GIVEN TASK: Copy every line that contains the string "name" from the entries below.

Chart and figure data:
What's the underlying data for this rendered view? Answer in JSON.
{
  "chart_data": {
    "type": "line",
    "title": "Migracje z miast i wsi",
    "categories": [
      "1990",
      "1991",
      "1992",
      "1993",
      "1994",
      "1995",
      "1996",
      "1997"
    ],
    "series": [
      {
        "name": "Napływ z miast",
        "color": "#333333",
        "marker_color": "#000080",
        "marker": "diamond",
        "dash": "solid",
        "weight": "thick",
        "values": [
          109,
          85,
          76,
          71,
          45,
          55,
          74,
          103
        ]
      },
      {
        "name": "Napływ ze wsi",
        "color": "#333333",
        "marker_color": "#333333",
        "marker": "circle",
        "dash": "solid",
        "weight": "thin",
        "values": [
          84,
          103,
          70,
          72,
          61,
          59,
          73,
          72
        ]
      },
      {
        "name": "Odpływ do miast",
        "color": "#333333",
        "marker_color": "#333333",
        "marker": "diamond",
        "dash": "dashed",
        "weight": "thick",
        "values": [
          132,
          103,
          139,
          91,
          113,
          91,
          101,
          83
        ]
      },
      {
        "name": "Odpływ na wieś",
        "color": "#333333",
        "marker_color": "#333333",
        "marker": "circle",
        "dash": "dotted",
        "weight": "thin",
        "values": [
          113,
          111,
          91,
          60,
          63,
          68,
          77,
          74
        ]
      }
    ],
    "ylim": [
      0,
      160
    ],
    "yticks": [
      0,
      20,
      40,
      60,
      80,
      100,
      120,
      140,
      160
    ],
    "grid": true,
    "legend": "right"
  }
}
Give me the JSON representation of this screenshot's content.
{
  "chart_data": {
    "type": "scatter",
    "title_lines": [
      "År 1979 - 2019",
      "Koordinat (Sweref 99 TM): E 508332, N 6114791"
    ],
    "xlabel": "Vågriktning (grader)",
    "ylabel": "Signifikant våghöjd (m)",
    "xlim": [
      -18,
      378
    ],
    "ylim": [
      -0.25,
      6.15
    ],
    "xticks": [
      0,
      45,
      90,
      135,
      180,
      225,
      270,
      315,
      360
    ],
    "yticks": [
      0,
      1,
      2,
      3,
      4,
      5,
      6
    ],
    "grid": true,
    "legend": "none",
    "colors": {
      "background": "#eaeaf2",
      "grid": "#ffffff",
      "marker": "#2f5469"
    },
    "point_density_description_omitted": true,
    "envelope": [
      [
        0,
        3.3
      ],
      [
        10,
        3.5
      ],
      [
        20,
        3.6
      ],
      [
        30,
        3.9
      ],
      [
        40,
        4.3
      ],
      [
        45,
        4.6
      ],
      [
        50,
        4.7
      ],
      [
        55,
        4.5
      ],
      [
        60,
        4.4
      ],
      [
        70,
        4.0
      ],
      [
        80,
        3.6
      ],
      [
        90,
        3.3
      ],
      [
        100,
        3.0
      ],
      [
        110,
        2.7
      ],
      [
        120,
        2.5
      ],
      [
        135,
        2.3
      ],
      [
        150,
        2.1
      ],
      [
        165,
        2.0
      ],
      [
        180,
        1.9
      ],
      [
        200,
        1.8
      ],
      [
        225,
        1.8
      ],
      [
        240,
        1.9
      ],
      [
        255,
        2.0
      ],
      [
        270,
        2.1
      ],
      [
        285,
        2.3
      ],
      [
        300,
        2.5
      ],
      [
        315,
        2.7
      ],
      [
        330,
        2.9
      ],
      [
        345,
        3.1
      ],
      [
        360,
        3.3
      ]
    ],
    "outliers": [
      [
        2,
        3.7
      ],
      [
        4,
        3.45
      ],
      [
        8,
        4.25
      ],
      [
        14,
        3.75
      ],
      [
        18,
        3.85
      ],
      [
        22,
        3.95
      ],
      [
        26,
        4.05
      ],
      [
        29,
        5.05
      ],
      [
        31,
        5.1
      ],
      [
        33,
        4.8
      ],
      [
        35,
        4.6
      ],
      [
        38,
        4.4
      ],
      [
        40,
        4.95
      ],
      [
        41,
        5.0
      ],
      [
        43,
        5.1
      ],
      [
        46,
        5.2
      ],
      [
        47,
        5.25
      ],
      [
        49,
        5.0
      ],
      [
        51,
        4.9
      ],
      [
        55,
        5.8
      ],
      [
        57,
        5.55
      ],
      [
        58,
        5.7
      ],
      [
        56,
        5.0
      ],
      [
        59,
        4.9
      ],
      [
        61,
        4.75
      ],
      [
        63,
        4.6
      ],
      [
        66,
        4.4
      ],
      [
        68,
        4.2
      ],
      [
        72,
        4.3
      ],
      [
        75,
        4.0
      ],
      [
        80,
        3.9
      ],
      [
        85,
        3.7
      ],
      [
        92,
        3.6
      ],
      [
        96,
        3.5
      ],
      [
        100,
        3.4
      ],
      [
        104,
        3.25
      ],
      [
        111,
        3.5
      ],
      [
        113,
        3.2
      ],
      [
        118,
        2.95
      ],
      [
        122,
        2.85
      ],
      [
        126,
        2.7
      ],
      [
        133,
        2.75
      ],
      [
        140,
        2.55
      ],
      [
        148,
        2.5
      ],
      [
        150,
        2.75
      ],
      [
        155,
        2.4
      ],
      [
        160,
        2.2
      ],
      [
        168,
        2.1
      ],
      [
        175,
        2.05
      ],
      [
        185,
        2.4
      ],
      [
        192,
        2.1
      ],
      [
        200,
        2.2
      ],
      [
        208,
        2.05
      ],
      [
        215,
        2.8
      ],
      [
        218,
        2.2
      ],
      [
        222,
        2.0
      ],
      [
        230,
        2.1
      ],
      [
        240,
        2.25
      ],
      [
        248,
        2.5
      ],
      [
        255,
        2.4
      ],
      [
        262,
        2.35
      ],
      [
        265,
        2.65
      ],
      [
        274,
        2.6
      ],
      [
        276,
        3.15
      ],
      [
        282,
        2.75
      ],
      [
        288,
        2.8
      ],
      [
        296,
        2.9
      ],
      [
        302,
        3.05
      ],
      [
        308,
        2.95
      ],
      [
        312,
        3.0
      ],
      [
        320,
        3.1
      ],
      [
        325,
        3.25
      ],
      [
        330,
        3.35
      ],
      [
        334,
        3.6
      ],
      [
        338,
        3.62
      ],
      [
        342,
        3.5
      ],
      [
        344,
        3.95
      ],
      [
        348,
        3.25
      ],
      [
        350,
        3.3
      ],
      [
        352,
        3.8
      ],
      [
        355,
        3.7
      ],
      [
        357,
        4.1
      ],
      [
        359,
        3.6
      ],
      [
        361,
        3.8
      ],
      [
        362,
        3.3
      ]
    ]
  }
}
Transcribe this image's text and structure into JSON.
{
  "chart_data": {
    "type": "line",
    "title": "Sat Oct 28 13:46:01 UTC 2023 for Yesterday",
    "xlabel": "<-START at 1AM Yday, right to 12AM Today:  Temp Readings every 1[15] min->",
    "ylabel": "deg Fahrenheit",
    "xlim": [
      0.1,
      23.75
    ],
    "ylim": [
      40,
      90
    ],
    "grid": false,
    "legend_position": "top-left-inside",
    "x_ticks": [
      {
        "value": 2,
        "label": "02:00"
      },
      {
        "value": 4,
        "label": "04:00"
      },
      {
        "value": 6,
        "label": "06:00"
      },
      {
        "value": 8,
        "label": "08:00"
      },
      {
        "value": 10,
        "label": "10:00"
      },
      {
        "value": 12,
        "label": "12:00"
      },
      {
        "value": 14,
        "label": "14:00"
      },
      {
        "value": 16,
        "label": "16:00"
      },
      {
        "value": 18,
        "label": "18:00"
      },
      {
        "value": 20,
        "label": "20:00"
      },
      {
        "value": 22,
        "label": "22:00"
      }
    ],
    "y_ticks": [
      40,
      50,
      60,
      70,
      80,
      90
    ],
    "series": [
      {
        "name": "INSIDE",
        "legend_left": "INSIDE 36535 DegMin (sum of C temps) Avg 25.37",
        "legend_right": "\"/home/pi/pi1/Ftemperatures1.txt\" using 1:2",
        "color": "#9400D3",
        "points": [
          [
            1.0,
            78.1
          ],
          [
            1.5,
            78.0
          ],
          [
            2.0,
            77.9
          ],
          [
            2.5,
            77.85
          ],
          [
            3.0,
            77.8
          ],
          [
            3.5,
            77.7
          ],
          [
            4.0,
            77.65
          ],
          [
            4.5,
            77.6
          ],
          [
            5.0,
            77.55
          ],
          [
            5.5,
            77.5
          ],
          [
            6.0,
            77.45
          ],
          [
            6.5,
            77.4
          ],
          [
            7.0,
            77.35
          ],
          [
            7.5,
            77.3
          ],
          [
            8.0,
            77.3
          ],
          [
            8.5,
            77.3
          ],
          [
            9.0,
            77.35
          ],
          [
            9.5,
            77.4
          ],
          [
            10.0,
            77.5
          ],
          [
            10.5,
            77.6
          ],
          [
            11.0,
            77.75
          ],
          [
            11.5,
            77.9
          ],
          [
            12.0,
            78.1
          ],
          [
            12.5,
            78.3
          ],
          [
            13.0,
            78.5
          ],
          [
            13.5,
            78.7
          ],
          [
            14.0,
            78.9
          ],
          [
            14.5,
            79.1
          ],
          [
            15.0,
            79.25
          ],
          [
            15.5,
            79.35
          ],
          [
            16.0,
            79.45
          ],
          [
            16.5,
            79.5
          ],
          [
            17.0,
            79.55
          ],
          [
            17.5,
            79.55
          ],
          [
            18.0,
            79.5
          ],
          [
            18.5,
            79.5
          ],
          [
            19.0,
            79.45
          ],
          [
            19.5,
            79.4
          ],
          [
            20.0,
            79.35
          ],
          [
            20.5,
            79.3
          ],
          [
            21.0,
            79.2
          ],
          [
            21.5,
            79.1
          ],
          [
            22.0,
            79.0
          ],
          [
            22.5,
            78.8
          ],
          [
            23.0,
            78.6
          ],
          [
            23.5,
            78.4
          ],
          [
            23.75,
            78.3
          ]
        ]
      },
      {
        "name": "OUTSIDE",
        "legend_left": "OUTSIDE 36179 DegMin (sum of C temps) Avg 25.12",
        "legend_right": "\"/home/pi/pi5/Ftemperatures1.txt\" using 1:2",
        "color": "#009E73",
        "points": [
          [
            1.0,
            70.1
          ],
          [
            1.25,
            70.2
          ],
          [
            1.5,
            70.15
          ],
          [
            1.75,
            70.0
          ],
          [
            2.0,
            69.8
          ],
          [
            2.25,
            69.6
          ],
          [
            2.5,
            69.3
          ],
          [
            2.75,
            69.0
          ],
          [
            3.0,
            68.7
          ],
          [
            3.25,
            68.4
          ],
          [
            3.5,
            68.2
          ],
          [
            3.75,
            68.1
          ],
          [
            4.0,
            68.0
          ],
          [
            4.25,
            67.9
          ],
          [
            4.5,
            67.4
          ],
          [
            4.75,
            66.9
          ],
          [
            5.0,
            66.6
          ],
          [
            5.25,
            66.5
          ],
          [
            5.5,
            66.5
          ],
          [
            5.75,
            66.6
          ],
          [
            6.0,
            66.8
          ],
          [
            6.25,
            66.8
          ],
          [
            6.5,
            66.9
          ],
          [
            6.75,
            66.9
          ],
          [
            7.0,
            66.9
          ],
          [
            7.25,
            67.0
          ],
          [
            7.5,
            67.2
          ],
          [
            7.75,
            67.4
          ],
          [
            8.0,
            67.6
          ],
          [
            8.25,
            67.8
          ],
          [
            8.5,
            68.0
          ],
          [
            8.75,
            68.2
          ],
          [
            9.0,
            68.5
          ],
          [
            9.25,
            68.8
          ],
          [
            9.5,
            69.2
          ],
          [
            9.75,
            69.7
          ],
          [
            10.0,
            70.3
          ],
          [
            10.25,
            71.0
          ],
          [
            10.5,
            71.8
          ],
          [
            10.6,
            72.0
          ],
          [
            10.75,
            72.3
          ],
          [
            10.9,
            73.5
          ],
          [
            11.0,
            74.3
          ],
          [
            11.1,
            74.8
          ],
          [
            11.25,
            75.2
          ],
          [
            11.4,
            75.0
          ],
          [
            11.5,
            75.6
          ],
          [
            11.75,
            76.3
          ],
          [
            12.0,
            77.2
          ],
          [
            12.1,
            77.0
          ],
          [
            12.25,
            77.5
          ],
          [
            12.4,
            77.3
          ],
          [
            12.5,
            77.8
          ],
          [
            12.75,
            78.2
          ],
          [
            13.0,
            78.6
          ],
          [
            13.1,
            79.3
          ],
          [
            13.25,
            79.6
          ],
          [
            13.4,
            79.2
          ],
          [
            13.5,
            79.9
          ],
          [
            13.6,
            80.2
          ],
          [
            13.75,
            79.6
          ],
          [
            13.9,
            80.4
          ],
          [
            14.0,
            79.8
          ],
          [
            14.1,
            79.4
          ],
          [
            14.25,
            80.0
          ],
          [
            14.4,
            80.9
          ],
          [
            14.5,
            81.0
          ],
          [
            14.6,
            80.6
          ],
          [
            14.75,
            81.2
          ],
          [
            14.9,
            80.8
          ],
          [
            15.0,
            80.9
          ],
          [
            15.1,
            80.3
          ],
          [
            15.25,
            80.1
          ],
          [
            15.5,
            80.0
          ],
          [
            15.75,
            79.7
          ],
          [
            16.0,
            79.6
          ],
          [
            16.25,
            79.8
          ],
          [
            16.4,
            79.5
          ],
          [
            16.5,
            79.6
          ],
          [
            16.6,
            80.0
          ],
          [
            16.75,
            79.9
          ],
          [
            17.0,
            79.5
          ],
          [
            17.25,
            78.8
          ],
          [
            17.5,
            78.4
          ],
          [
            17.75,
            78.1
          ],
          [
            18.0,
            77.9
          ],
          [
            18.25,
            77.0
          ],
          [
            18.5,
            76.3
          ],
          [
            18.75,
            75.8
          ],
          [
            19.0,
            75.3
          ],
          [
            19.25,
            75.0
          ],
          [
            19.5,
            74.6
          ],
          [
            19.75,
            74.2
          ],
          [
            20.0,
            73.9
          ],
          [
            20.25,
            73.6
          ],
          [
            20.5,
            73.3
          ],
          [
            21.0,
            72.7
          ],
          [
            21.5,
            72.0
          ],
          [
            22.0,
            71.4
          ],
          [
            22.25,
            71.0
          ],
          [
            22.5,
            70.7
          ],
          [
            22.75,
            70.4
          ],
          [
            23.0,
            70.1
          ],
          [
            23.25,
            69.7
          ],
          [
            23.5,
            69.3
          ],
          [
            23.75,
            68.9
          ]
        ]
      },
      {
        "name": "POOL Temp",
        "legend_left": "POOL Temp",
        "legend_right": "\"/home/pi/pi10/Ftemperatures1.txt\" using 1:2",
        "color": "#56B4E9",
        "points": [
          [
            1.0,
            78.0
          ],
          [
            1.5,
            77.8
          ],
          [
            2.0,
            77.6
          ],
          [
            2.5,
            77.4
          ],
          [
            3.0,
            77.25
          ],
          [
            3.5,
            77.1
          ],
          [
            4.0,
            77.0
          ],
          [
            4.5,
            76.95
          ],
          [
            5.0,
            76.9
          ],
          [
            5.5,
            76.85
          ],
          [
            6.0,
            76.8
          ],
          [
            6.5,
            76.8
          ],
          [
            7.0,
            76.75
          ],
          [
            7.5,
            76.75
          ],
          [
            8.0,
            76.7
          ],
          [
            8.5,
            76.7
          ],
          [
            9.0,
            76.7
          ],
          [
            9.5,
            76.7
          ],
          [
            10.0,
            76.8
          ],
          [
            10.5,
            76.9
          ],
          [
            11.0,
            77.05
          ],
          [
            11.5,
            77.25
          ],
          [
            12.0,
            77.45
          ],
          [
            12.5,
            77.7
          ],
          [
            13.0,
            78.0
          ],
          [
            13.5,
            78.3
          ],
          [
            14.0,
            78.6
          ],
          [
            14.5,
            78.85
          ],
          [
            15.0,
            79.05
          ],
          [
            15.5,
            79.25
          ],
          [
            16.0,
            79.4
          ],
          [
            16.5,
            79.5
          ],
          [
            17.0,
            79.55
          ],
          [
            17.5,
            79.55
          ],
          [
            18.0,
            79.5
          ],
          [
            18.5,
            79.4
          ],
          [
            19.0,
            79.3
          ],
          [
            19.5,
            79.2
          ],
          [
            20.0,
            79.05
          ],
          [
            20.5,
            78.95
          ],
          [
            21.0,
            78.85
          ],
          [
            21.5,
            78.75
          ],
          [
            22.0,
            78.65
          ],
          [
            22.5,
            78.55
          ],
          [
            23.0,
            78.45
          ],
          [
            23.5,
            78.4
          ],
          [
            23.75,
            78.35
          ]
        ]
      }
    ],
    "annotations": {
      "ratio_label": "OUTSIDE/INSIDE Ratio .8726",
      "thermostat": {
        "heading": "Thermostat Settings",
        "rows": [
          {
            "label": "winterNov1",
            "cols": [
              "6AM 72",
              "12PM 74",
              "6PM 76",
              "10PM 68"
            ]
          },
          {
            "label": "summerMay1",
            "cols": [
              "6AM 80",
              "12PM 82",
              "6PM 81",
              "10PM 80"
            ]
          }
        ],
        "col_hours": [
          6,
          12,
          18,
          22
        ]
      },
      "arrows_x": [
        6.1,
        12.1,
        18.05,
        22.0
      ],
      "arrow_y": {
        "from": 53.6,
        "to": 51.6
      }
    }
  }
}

SOLVED EXERCISE:
        "name": "Napływ z miast",
        "name": "Napływ ze wsi",
        "name": "Odpływ do miast",
        "name": "Odpływ na wieś",
        "name": "INSIDE",
        "name": "OUTSIDE",
        "name": "POOL Temp",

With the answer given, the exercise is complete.